== Your instructions ==
Copy out each line below that has the word "ddya" in it.

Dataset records
------------------------------------------------
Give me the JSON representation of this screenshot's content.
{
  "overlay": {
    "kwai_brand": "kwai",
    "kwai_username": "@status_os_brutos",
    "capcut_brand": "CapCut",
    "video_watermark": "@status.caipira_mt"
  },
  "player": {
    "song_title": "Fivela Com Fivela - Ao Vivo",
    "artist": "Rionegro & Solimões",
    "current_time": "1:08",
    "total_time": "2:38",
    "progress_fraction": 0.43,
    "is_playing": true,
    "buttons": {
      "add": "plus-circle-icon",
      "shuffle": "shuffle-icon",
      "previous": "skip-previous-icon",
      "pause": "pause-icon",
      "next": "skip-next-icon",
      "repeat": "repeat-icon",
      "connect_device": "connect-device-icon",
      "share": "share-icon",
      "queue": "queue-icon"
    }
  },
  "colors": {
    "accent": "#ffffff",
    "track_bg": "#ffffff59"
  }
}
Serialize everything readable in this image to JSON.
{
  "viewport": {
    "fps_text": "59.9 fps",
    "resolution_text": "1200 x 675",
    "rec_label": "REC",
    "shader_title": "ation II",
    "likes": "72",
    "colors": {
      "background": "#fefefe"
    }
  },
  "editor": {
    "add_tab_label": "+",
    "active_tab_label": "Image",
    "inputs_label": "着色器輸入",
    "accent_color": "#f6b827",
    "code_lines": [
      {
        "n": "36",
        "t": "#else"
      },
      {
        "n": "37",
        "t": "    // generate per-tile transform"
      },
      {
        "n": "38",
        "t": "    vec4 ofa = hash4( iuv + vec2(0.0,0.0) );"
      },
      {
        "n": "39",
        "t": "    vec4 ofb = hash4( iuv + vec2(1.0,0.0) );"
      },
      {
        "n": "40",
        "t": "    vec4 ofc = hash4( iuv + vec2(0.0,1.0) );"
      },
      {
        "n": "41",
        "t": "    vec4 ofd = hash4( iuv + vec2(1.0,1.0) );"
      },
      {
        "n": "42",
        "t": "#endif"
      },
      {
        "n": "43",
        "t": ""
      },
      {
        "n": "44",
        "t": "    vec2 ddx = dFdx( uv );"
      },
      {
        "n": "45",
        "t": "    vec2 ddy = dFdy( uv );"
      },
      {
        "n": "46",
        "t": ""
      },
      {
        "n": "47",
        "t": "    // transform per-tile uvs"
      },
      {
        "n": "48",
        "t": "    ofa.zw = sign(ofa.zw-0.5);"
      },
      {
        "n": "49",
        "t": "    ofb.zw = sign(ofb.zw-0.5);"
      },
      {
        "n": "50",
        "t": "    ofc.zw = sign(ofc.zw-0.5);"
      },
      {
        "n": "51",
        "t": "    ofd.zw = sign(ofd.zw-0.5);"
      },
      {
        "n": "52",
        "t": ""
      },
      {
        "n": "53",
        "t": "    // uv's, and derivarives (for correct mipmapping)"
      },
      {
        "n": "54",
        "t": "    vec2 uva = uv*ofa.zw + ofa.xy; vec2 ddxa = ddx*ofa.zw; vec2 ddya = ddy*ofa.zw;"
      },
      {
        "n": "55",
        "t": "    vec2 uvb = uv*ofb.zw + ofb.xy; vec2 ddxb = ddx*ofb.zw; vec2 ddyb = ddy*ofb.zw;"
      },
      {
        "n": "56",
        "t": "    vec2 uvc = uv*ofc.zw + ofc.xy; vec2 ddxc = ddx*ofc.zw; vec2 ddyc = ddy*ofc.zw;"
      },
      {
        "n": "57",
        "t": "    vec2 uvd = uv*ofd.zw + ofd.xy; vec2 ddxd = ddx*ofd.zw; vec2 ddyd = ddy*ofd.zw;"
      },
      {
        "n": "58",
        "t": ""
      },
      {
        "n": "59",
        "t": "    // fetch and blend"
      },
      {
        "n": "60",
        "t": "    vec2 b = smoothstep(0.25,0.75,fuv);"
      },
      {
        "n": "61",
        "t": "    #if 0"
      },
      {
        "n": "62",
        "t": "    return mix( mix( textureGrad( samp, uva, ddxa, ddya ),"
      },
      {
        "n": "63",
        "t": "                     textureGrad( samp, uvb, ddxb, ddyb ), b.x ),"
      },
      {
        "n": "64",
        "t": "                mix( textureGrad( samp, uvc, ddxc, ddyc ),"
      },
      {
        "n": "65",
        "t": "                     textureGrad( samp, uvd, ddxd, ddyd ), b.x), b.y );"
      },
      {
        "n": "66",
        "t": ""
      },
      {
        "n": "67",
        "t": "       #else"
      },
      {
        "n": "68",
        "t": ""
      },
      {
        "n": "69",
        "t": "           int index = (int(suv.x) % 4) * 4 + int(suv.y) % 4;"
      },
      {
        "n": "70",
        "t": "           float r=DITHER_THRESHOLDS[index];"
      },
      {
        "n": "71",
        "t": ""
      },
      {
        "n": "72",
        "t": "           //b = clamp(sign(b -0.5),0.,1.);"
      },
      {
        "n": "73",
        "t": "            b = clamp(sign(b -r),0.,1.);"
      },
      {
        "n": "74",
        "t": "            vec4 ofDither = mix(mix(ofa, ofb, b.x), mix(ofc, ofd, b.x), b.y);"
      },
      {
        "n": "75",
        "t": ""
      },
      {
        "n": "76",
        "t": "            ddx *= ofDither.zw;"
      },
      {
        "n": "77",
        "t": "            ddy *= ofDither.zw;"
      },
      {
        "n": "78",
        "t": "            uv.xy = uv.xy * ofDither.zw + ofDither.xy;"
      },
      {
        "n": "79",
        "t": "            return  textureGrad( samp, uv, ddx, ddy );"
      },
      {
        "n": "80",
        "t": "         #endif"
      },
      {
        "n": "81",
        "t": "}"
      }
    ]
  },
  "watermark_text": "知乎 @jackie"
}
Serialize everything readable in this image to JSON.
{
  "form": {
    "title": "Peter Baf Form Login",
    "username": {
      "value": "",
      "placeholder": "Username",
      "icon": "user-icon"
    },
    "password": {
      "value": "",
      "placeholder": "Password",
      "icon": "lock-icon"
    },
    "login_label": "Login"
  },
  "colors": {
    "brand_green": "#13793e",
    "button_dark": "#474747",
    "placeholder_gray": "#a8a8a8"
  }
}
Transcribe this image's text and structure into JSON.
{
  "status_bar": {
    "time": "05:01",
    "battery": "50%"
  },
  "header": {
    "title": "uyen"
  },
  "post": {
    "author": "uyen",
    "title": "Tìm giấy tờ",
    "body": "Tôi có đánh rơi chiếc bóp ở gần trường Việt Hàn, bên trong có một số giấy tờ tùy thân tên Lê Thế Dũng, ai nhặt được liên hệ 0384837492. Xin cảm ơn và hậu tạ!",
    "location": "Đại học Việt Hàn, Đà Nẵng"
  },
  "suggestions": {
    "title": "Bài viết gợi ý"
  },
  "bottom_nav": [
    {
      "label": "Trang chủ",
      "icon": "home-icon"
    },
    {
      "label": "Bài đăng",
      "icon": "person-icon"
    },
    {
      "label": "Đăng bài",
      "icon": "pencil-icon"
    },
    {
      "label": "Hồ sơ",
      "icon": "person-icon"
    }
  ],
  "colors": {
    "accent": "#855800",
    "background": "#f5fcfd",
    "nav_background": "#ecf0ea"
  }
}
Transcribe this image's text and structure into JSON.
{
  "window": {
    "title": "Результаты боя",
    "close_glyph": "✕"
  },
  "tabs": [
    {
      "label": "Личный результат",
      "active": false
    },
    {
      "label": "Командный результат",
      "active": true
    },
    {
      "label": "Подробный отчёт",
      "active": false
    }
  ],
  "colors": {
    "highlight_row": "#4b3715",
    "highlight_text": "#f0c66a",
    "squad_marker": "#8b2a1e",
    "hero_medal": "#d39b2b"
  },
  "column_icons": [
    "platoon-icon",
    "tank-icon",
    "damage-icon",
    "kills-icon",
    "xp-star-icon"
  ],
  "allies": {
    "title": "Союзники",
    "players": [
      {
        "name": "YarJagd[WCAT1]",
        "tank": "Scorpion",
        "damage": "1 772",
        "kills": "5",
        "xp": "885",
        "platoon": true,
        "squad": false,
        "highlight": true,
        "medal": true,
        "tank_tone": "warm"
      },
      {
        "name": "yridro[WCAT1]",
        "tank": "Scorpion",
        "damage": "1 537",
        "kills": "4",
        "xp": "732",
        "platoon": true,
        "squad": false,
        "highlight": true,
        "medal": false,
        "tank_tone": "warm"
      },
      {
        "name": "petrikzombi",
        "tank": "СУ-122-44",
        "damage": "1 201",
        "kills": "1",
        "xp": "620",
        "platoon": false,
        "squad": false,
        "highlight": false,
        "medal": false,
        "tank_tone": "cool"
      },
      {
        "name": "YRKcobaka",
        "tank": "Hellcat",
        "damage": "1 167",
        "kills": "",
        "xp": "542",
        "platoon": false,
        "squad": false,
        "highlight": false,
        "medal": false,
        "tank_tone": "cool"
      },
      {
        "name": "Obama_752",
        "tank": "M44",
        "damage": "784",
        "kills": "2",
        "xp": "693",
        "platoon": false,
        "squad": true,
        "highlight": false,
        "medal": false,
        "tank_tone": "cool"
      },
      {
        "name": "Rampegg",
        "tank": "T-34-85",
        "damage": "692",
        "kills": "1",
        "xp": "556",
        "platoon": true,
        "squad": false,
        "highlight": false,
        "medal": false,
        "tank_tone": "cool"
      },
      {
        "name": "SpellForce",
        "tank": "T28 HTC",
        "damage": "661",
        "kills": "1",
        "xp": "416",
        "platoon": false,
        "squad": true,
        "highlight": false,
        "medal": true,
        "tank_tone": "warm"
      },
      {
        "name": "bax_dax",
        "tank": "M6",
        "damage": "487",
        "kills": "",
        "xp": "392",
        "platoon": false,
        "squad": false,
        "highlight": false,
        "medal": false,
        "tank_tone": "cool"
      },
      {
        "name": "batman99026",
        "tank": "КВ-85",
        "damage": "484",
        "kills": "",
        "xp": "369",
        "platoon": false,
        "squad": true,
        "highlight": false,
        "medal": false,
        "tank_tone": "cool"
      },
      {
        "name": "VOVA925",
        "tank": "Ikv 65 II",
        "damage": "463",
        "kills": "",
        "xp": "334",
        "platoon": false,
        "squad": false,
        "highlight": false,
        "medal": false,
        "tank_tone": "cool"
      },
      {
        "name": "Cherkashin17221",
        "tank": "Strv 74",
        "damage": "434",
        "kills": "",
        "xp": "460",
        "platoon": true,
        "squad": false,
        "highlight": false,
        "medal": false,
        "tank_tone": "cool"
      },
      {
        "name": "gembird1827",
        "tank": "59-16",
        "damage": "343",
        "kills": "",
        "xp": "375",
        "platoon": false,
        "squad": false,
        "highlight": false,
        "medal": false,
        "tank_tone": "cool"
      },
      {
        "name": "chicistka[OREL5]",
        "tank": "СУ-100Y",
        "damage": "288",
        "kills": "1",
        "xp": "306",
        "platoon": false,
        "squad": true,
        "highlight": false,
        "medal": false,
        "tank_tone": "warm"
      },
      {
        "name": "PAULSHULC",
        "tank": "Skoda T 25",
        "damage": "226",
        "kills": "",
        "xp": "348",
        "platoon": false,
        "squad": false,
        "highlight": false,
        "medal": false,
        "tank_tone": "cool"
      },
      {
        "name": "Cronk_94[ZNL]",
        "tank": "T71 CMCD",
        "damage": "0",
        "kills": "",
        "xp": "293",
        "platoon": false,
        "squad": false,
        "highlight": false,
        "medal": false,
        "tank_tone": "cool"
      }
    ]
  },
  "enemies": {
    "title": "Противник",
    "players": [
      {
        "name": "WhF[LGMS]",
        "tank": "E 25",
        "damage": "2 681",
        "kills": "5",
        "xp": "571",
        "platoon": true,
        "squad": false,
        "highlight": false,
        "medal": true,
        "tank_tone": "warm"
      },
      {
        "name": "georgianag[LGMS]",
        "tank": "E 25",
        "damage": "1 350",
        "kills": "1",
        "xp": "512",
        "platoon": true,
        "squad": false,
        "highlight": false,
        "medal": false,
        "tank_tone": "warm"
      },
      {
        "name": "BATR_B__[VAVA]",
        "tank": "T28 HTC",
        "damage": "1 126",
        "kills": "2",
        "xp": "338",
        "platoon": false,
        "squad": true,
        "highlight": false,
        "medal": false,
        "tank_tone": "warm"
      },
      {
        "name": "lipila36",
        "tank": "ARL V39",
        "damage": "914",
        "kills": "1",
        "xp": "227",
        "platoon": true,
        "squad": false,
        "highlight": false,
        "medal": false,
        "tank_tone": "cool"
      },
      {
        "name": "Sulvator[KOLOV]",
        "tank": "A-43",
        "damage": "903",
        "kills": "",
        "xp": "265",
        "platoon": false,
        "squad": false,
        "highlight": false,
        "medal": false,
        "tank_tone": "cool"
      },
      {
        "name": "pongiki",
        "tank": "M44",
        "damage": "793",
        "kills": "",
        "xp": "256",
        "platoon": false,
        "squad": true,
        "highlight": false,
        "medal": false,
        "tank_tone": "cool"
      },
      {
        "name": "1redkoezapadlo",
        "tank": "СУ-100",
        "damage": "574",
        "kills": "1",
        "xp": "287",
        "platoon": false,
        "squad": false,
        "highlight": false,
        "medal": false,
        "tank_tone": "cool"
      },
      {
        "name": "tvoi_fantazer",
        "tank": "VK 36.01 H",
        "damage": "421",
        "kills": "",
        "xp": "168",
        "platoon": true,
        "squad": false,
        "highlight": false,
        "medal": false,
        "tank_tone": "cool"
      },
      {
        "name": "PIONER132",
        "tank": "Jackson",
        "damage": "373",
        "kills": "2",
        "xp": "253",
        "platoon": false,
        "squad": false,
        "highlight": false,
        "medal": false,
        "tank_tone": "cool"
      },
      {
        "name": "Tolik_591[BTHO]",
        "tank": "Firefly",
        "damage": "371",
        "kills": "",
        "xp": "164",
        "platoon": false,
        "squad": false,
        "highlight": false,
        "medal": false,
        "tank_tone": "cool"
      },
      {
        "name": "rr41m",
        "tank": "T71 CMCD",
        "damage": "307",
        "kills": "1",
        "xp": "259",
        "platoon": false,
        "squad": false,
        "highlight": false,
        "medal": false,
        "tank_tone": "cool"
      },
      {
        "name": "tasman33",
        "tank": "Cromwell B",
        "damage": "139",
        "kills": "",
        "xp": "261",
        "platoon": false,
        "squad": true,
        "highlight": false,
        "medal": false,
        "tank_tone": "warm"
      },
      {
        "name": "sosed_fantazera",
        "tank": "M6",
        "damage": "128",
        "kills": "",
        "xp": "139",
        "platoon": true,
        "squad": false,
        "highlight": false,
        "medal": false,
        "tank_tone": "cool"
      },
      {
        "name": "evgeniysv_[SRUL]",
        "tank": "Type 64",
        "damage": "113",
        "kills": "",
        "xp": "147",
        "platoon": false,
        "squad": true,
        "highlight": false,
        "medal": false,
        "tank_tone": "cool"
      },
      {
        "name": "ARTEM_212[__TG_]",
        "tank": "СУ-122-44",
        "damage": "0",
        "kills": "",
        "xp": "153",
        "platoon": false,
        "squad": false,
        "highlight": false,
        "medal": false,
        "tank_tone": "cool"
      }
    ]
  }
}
------------------------------------------------
== Right answer ==
        "t": "    vec2 uva = uv*ofa.zw + ofa.xy; vec2 ddxa = ddx*ofa.zw; vec2 ddya = ddy*ofa.zw;"
        "t": "    return mix( mix( textureGrad( samp, uva, ddxa, ddya ),"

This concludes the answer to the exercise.